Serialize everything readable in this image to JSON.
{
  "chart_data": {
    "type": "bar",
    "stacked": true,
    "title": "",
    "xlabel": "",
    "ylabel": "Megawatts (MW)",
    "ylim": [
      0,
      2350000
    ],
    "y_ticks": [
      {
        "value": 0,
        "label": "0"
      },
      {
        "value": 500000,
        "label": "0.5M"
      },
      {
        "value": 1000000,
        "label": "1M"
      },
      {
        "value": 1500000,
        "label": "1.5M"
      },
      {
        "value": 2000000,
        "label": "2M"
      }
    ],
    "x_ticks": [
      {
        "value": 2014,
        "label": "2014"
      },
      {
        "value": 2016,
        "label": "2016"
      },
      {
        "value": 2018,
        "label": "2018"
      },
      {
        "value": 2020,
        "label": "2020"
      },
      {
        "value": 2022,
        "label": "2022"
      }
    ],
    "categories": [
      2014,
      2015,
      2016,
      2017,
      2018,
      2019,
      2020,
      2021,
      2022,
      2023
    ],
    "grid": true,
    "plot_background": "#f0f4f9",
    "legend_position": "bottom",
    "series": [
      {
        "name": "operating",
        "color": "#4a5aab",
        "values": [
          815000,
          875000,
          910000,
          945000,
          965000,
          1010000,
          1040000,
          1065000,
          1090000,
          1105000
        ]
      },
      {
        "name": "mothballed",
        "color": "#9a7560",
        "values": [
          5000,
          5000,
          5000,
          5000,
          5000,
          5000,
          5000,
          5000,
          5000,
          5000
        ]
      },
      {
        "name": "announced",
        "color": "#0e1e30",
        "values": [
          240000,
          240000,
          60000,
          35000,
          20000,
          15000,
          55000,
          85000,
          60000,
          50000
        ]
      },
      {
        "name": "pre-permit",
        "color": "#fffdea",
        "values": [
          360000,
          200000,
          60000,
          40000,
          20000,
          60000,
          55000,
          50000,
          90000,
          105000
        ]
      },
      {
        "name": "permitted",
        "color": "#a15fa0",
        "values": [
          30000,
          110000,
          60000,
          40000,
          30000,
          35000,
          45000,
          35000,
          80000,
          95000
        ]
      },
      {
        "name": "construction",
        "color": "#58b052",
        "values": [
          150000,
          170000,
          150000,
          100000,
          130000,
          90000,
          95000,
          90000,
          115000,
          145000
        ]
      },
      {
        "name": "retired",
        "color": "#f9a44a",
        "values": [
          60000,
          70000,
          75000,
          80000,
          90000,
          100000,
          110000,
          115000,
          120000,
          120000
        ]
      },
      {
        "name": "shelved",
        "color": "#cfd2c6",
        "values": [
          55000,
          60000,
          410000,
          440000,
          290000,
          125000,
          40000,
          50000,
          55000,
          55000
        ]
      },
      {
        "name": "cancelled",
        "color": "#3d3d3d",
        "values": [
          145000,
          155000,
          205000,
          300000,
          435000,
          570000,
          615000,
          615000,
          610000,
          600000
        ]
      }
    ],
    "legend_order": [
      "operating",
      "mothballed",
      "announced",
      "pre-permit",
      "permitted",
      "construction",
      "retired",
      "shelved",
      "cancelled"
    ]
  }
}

= = = = = = =

Copy out each line above, character for character.

Written response:
Serialize everything readable in this image to JSON.
{
  "chart_data": {
    "type": "bar",
    "stacked": true,
    "title": "",
    "xlabel": "",
    "ylabel": "Megawatts (MW)",
    "ylim": [
      0,
      2350000
    ],
    "y_ticks": [
      {
        "value": 0,
        "label": "0"
      },
      {
        "value": 500000,
        "label": "0.5M"
      },
      {
        "value": 1000000,
        "label": "1M"
      },
      {
        "value": 1500000,
        "label": "1.5M"
      },
      {
        "value": 2000000,
        "label": "2M"
      }
    ],
    "x_ticks": [
      {
        "value": 2014,
        "label": "2014"
      },
      {
        "value": 2016,
        "label": "2016"
      },
      {
        "value": 2018,
        "label": "2018"
      },
      {
        "value": 2020,
        "label": "2020"
      },
      {
        "value": 2022,
        "label": "2022"
      }
    ],
    "categories": [
      2014,
      2015,
      2016,
      2017,
      2018,
      2019,
      2020,
      2021,
      2022,
      2023
    ],
    "grid": true,
    "plot_background": "#f0f4f9",
    "legend_position": "bottom",
    "series": [
      {
        "name": "operating",
        "color": "#4a5aab",
        "values": [
          815000,
          875000,
          910000,
          945000,
          965000,
          1010000,
          1040000,
          1065000,
          1090000,
          1105000
        ]
      },
      {
        "name": "mothballed",
        "color": "#9a7560",
        "values": [
          5000,
          5000,
          5000,
          5000,
          5000,
          5000,
          5000,
          5000,
          5000,
          5000
        ]
      },
      {
        "name": "announced",
        "color": "#0e1e30",
        "values": [
          240000,
          240000,
          60000,
          35000,
          20000,
          15000,
          55000,
          85000,
          60000,
          50000
        ]
      },
      {
        "name": "pre-permit",
        "color": "#fffdea",
        "values": [
          360000,
          200000,
          60000,
          40000,
          20000,
          60000,
          55000,
          50000,
          90000,
          105000
        ]
      },
      {
        "name": "permitted",
        "color": "#a15fa0",
        "values": [
          30000,
          110000,
          60000,
          40000,
          30000,
          35000,
          45000,
          35000,
          80000,
          95000
        ]
      },
      {
        "name": "construction",
        "color": "#58b052",
        "values": [
          150000,
          170000,
          150000,
          100000,
          130000,
          90000,
          95000,
          90000,
          115000,
          145000
        ]
      },
      {
        "name": "retired",
        "color": "#f9a44a",
        "values": [
          60000,
          70000,
          75000,
          80000,
          90000,
          100000,
          110000,
          115000,
          120000,
          120000
        ]
      },
      {
        "name": "shelved",
        "color": "#cfd2c6",
        "values": [
          55000,
          60000,
          410000,
          440000,
          290000,
          125000,
          40000,
          50000,
          55000,
          55000
        ]
      },
      {
        "name": "cancelled",
        "color": "#3d3d3d",
        "values": [
          145000,
          155000,
          205000,
          300000,
          435000,
          570000,
          615000,
          615000,
          610000,
          600000
        ]
      }
    ],
    "legend_order": [
      "operating",
      "mothballed",
      "announced",
      "pre-permit",
      "permitted",
      "construction",
      "retired",
      "shelved",
      "cancelled"
    ]
  }
}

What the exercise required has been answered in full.